### Set exercise
Transcribe all of the records precisely as they are presented.

### Exercise input
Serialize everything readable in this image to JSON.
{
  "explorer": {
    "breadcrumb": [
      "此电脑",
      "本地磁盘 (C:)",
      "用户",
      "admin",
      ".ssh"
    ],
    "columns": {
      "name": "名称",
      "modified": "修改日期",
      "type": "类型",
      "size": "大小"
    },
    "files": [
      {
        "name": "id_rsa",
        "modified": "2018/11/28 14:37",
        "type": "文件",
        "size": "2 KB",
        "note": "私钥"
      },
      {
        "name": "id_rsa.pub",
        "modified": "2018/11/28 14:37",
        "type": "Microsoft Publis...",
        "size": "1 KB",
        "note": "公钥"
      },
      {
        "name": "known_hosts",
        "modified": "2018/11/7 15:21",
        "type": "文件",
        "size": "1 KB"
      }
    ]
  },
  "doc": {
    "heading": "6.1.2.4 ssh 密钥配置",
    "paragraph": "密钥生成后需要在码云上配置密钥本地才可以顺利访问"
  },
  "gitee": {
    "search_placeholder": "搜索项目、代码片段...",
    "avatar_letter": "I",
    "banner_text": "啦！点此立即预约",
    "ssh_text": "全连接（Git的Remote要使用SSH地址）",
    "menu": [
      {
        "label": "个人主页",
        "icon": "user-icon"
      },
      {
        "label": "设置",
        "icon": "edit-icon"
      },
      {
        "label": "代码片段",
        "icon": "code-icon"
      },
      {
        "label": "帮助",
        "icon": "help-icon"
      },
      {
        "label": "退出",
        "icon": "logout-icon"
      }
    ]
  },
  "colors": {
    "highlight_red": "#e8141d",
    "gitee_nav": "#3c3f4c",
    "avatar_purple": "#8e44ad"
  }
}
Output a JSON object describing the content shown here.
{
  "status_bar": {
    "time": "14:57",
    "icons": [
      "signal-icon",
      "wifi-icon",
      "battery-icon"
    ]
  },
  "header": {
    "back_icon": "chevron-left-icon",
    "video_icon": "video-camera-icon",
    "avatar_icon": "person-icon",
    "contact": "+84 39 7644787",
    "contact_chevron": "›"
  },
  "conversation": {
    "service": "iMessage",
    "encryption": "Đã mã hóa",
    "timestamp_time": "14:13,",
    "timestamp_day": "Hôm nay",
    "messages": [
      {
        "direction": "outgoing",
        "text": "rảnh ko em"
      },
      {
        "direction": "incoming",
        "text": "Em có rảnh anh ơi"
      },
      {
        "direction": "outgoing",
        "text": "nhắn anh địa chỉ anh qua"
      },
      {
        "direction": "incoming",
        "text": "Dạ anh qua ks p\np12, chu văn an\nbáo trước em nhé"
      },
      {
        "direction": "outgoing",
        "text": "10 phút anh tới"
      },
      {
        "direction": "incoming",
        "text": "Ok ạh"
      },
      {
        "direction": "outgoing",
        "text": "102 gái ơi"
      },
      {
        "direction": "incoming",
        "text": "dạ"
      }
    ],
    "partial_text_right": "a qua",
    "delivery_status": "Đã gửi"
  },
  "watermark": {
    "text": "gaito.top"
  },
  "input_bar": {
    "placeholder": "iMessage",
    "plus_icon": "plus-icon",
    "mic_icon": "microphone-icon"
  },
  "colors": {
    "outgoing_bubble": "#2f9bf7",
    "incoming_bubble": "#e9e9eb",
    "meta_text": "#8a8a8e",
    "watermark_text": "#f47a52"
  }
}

### Response to this exercise
Serialize everything readable in this image to JSON.
{
  "explorer": {
    "breadcrumb": [
      "此电脑",
      "本地磁盘 (C:)",
      "用户",
      "admin",
      ".ssh"
    ],
    "columns": {
      "name": "名称",
      "modified": "修改日期",
      "type": "类型",
      "size": "大小"
    },
    "files": [
      {
        "name": "id_rsa",
        "modified": "2018/11/28 14:37",
        "type": "文件",
        "size": "2 KB",
        "note": "私钥"
      },
      {
        "name": "id_rsa.pub",
        "modified": "2018/11/28 14:37",
        "type": "Microsoft Publis...",
        "size": "1 KB",
        "note": "公钥"
      },
      {
        "name": "known_hosts",
        "modified": "2018/11/7 15:21",
        "type": "文件",
        "size": "1 KB"
      }
    ]
  },
  "doc": {
    "heading": "6.1.2.4 ssh 密钥配置",
    "paragraph": "密钥生成后需要在码云上配置密钥本地才可以顺利访问"
  },
  "gitee": {
    "search_placeholder": "搜索项目、代码片段...",
    "avatar_letter": "I",
    "banner_text": "啦！点此立即预约",
    "ssh_text": "全连接（Git的Remote要使用SSH地址）",
    "menu": [
      {
        "label": "个人主页",
        "icon": "user-icon"
      },
      {
        "label": "设置",
        "icon": "edit-icon"
      },
      {
        "label": "代码片段",
        "icon": "code-icon"
      },
      {
        "label": "帮助",
        "icon": "help-icon"
      },
      {
        "label": "退出",
        "icon": "logout-icon"
      }
    ]
  },
  "colors": {
    "highlight_red": "#e8141d",
    "gitee_nav": "#3c3f4c",
    "avatar_purple": "#8e44ad"
  }
}
Output a JSON object describing the content shown here.
{
  "status_bar": {
    "time": "14:57",
    "icons": [
      "signal-icon",
      "wifi-icon",
      "battery-icon"
    ]
  },
  "header": {
    "back_icon": "chevron-left-icon",
    "video_icon": "video-camera-icon",
    "avatar_icon": "person-icon",
    "contact": "+84 39 7644787",
    "contact_chevron": "›"
  },
  "conversation": {
    "service": "iMessage",
    "encryption": "Đã mã hóa",
    "timestamp_time": "14:13,",
    "timestamp_day": "Hôm nay",
    "messages": [
      {
        "direction": "outgoing",
        "text": "rảnh ko em"
      },
      {
        "direction": "incoming",
        "text": "Em có rảnh anh ơi"
      },
      {
        "direction": "outgoing",
        "text": "nhắn anh địa chỉ anh qua"
      },
      {
        "direction": "incoming",
        "text": "Dạ anh qua ks p\np12, chu văn an\nbáo trước em nhé"
      },
      {
        "direction": "outgoing",
        "text": "10 phút anh tới"
      },
      {
        "direction": "incoming",
        "text": "Ok ạh"
      },
      {
        "direction": "outgoing",
        "text": "102 gái ơi"
      },
      {
        "direction": "incoming",
        "text": "dạ"
      }
    ],
    "partial_text_right": "a qua",
    "delivery_status": "Đã gửi"
  },
  "watermark": {
    "text": "gaito.top"
  },
  "input_bar": {
    "placeholder": "iMessage",
    "plus_icon": "plus-icon",
    "mic_icon": "microphone-icon"
  },
  "colors": {
    "outgoing_bubble": "#2f9bf7",
    "incoming_bubble": "#e9e9eb",
    "meta_text": "#8a8a8e",
    "watermark_text": "#f47a52"
  }
}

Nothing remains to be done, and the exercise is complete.